**Short task**: Report how many lines hold the string "xlabel". Give the number and nothing else.

+++

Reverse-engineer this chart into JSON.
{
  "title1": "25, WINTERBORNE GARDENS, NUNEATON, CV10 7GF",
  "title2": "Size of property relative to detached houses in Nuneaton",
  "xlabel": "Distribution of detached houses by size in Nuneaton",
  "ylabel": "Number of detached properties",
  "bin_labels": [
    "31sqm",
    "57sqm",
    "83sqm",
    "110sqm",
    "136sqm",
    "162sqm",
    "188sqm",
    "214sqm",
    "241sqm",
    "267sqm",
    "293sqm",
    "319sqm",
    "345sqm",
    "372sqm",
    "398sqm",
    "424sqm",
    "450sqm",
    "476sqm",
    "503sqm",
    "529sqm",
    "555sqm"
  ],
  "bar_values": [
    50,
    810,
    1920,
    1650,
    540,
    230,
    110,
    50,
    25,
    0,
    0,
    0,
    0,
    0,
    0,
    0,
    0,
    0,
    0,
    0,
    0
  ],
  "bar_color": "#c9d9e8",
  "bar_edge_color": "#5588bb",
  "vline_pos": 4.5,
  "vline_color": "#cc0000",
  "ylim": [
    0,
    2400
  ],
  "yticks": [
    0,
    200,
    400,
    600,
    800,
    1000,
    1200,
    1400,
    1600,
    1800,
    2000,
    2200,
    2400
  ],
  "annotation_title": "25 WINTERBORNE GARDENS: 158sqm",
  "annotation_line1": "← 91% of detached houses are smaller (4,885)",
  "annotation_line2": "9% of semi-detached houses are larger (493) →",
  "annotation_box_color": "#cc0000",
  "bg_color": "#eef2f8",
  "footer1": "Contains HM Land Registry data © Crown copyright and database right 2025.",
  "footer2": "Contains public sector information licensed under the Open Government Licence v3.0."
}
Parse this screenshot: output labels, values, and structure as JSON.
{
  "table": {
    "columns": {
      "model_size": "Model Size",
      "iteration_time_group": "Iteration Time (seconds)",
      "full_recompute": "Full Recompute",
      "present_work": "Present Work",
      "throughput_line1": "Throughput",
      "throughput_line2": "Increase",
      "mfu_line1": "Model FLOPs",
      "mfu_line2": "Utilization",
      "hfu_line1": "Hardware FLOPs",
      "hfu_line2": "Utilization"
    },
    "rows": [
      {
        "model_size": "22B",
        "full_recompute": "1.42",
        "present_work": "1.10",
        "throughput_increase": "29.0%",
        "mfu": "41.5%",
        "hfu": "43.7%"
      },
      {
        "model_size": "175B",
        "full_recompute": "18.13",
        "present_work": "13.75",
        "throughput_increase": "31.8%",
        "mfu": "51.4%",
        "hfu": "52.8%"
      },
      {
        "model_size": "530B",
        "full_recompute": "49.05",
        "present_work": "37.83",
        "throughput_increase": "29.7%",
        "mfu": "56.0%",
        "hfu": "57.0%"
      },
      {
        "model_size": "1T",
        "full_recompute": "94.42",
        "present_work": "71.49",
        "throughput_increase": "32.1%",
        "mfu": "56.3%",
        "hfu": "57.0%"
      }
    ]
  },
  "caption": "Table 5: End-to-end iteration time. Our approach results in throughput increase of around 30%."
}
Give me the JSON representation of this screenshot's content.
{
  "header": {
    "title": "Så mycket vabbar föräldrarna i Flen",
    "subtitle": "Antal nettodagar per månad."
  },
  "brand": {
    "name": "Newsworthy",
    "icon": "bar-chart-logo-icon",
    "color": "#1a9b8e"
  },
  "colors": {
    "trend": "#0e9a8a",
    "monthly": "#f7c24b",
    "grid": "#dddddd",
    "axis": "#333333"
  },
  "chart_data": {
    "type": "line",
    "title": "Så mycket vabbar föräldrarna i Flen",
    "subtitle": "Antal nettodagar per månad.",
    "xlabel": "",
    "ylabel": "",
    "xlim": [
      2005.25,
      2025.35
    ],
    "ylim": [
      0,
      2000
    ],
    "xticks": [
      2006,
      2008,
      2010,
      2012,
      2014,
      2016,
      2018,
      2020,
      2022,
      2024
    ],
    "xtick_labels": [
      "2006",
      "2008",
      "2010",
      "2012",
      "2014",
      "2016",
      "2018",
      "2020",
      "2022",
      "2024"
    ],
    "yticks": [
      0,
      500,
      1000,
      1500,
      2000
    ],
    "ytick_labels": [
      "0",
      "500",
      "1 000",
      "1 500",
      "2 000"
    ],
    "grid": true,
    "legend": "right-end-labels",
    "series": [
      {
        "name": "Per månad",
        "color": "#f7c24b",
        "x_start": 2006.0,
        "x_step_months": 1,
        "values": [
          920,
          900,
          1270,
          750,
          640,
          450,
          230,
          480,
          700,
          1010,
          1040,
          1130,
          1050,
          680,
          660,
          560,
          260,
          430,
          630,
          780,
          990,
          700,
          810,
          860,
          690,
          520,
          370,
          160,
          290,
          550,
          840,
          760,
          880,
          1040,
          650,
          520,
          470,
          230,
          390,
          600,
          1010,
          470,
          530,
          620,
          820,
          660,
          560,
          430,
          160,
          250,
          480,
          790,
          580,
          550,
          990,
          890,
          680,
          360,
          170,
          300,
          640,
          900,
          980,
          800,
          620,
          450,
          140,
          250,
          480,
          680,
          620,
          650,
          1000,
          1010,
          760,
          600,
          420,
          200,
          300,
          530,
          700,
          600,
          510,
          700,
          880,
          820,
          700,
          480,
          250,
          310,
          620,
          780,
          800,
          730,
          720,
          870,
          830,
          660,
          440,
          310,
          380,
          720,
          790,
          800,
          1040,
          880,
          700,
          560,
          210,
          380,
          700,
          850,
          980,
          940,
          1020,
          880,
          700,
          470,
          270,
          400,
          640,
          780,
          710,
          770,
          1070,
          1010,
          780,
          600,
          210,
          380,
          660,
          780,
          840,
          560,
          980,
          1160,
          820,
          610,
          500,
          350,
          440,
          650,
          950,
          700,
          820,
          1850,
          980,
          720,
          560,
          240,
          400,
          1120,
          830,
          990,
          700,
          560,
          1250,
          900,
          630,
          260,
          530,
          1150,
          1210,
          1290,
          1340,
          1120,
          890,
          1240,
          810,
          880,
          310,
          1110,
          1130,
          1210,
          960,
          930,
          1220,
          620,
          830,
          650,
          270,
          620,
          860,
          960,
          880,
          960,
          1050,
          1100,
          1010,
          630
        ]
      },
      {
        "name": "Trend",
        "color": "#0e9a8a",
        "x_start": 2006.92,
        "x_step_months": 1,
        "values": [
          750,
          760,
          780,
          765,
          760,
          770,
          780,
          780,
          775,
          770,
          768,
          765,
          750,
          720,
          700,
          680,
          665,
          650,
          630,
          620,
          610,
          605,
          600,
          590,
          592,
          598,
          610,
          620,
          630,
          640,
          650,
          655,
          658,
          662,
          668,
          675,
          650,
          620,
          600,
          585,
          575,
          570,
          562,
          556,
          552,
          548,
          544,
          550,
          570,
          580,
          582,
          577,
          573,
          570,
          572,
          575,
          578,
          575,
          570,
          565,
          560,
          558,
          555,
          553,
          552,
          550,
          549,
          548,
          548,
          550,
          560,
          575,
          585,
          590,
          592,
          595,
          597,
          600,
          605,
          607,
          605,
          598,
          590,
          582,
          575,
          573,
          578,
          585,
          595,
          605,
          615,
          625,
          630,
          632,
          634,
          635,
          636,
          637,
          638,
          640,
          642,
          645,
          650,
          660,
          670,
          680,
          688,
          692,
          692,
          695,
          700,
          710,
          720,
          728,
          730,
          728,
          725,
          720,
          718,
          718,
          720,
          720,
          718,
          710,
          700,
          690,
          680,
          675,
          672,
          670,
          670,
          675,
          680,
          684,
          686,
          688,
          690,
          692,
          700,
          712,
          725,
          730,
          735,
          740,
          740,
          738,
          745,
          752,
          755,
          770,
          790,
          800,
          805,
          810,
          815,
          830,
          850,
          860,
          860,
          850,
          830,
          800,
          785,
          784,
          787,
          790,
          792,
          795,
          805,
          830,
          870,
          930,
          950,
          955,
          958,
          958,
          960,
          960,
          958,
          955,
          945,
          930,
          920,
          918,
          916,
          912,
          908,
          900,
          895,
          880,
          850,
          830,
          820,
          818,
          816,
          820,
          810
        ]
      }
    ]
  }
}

+++

**Answer for this exercise**: 2